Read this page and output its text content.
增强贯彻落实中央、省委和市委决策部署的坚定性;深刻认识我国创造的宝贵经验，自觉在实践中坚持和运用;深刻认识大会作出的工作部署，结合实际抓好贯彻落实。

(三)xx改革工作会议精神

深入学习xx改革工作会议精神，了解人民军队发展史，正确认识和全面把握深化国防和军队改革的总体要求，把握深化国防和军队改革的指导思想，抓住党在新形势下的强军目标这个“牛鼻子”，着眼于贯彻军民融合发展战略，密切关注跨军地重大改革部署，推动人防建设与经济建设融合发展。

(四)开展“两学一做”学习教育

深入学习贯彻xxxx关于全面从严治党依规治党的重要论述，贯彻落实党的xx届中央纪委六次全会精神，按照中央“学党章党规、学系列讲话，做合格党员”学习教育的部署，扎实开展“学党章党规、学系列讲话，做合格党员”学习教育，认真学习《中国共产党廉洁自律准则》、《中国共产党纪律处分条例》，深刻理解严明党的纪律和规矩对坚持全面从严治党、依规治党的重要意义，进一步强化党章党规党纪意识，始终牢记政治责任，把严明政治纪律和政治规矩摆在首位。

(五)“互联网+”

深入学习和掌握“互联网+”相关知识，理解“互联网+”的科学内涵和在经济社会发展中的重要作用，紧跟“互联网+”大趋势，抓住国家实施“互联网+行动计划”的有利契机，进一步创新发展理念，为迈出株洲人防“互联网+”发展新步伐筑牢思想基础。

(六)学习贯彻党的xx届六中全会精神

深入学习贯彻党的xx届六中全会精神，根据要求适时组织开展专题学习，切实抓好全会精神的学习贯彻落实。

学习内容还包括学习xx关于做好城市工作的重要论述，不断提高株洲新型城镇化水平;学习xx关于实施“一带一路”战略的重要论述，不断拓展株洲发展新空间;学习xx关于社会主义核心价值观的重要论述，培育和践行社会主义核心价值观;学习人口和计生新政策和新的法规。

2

# # # # # # #

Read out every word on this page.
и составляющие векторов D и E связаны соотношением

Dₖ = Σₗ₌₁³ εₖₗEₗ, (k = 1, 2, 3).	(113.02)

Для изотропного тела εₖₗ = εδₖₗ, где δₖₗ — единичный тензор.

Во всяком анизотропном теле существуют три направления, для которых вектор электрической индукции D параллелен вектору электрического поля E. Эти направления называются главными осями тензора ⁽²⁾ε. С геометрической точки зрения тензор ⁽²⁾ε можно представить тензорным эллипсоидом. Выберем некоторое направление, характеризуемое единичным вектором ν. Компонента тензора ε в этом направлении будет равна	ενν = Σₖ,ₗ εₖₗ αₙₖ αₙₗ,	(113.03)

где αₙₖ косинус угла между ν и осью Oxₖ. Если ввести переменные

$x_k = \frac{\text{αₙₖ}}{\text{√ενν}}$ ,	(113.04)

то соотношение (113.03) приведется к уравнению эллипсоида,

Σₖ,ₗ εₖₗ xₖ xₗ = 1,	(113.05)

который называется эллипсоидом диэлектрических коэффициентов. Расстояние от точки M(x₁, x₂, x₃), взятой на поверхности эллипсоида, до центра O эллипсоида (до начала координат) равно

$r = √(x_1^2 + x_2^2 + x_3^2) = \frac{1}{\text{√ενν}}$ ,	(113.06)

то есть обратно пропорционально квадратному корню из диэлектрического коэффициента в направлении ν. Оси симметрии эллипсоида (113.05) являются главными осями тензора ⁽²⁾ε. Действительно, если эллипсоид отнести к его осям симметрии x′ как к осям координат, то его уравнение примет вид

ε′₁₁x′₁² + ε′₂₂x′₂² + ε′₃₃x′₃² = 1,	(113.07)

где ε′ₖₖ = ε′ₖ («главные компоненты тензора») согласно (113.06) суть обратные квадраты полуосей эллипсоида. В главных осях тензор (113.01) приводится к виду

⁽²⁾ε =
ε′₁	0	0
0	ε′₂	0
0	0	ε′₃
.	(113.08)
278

# # # # # # #

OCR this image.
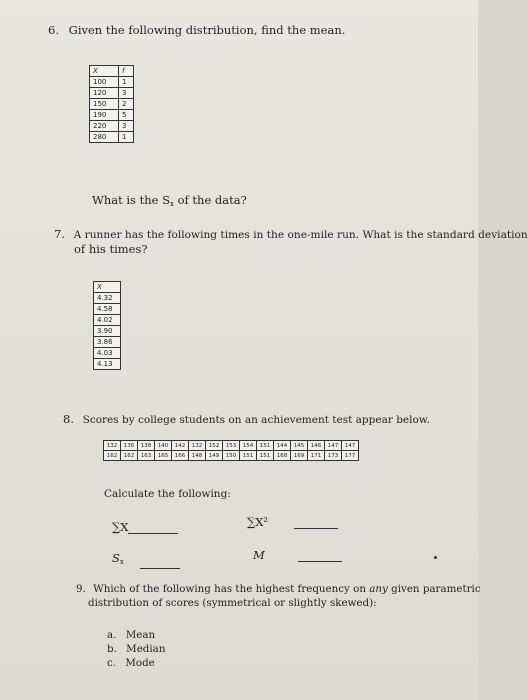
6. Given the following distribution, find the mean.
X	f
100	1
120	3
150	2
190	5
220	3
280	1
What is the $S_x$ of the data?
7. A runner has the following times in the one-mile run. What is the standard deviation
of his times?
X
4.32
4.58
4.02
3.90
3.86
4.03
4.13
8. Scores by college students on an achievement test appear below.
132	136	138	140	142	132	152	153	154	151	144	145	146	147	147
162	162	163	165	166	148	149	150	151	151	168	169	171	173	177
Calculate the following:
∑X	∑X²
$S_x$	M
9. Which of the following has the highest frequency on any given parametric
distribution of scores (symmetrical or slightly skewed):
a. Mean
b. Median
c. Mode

# # # # # # #

[YOUR INSTRUCTIONS]
List all lines above in which the string "distribution" appears.

[WRITTEN REPLY]
6. Given the following distribution, find the mean.
distribution of scores (symmetrical or slightly skewed):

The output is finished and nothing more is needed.